──────── TRECHO DO DOCUMENTO ────────

A nova pesquisa – publicada tanto na Nature quanto na Nature Genetics – indica que pessoas com essa falha genética têm uma chance 30% maior de desenvolver câncer de pulmão. No entanto, os estudos não concordam quanto ao risco adicional de dependência. As descobertas revelam como essa variação genética em particular e o tabagismo interagem para provocar câncer. Elas fornecem “novos alvos para começar a pensar como tratar essa dependência e, é claro, para a prevenção e o tratamento de câncer de pulmão”, explica Nora Volkow, dietora do National Institute on Drug Abuse (NIDA) em Bethesda, Maryland,que não participou do estudo.

──────── DADOS PARA REVISÃO ────────

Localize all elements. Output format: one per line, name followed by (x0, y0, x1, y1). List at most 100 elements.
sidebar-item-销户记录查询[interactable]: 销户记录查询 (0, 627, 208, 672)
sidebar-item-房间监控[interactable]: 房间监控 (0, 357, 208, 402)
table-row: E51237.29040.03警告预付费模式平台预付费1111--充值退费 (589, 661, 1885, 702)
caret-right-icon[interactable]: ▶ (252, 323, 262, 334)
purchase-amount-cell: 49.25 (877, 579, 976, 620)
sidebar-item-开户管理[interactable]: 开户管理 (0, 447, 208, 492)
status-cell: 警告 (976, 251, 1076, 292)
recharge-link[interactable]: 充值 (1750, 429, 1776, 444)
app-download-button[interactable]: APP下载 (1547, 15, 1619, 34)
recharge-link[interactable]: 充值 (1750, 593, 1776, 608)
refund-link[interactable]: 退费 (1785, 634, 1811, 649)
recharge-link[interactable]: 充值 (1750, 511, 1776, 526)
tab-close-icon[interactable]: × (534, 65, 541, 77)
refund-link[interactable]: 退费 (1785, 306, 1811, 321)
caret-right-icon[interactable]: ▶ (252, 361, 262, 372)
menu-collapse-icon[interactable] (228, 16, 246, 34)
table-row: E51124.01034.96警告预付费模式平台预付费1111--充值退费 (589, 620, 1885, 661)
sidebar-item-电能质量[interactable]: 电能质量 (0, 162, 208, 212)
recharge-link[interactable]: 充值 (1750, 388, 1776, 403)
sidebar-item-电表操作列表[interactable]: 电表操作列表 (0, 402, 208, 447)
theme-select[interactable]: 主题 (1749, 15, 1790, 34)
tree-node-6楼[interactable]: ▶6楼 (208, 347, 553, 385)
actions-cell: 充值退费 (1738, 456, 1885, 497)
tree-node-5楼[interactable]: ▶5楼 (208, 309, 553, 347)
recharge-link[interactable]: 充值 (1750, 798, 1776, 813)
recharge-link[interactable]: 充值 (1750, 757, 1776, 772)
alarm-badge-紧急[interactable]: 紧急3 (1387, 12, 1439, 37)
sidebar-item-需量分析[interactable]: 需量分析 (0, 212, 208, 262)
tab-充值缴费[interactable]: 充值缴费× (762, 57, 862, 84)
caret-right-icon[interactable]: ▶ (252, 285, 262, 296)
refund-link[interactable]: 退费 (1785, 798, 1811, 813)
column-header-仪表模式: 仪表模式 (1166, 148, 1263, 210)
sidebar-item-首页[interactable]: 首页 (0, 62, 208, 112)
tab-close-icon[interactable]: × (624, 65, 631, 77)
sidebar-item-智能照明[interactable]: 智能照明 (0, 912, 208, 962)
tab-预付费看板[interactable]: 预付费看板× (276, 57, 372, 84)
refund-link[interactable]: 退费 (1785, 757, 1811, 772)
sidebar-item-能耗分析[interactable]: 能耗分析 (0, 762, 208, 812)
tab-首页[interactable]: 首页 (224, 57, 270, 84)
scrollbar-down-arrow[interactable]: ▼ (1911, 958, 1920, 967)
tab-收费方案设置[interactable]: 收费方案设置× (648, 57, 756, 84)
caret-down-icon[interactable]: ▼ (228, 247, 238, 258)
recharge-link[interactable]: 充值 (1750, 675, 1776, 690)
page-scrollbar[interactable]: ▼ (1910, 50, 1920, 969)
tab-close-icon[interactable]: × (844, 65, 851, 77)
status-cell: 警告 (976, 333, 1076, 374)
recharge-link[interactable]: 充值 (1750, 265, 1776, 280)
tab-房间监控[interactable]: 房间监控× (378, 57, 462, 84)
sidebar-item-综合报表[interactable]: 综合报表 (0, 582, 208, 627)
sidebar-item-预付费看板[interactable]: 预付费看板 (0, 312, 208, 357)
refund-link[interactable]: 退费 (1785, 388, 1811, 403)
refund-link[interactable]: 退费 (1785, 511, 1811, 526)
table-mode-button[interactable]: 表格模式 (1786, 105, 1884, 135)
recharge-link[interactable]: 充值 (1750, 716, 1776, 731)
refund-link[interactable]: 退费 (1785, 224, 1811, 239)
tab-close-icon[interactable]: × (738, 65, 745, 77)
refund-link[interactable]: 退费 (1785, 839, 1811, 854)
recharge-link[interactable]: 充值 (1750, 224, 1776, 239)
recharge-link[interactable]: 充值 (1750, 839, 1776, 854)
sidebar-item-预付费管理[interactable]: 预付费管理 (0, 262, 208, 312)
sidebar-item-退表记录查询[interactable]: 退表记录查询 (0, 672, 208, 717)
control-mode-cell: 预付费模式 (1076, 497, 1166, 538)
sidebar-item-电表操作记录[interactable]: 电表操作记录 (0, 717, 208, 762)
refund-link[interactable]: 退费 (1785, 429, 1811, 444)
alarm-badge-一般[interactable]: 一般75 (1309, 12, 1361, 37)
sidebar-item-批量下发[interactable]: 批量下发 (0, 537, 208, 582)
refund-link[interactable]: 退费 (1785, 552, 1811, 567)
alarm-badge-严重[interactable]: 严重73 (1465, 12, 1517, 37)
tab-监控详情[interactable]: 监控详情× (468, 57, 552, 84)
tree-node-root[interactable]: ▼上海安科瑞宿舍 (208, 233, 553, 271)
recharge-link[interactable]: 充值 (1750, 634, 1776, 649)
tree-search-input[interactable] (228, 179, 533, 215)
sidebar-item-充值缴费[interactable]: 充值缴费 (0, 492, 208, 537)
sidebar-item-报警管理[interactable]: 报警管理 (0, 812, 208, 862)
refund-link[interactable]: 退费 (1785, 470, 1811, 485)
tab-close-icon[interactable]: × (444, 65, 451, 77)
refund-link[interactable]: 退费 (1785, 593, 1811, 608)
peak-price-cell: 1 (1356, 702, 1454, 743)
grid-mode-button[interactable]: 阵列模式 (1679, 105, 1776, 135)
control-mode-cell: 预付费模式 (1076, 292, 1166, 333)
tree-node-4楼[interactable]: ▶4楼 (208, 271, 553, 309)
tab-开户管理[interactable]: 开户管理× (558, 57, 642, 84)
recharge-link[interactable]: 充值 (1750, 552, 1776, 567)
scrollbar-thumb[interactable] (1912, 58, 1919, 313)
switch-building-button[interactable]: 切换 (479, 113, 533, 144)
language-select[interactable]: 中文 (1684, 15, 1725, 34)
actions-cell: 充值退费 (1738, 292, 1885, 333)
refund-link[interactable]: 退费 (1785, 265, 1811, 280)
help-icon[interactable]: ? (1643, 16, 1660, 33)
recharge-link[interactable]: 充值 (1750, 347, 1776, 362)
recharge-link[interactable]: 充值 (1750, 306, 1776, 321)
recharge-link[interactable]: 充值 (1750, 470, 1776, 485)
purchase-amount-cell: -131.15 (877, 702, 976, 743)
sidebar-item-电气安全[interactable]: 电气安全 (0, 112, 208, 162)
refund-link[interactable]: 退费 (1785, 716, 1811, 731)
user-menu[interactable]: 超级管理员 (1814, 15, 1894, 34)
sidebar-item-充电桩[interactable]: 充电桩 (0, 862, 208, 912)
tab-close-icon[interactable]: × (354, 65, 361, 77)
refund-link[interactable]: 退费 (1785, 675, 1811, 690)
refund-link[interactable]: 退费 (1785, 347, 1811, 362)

────────

● **REQUISITOS DO EXERCÍCIO**
1. No trecho sobre câncer de pulmão, quanto maior é a chance de desenvolver câncer de pulmão para pessoas com essa falha genética?
2. No trecho sobre câncer de pulmão, por que Nora Volkow considera as descobertas úteis?
3. Reescreva em forma de lista o parágrafo do trecho sobre câncer de pulmão que começa com "A nova pesquisa", mantendo seus fatos principais.
Os itens vêm de uma fonte diferente da do trecho.

● **RESPOSTAS ESCRITAS**
1. A chance é 30% maior.

2. As descobertas revelam como essa variação genética e o tabagismo interagem para provocar câncer. Por isso, segundo ela, elas fornecem novos alvos para pensar em como tratar a dependência e para a prevenção e o tratamento do câncer de pulmão.

3.
- A pesquisa foi publicada na Nature e na Nature Genetics.
- Pessoas com essa falha genética têm uma chance 30% maior de desenvolver câncer de pulmão.
- Os estudos não concordam quanto ao risco adicional de dependência.
- As descobertas mostram como essa variação genética e o tabagismo interagem para provocar câncer.
- Para Nora Volkow, do National Institute on Drug Abuse (NIDA), em Bethesda, Maryland, as descobertas fornecem novos alvos para tratar a dependência e para prevenir e tratar o câncer de pulmão. Ela não participou do estudo.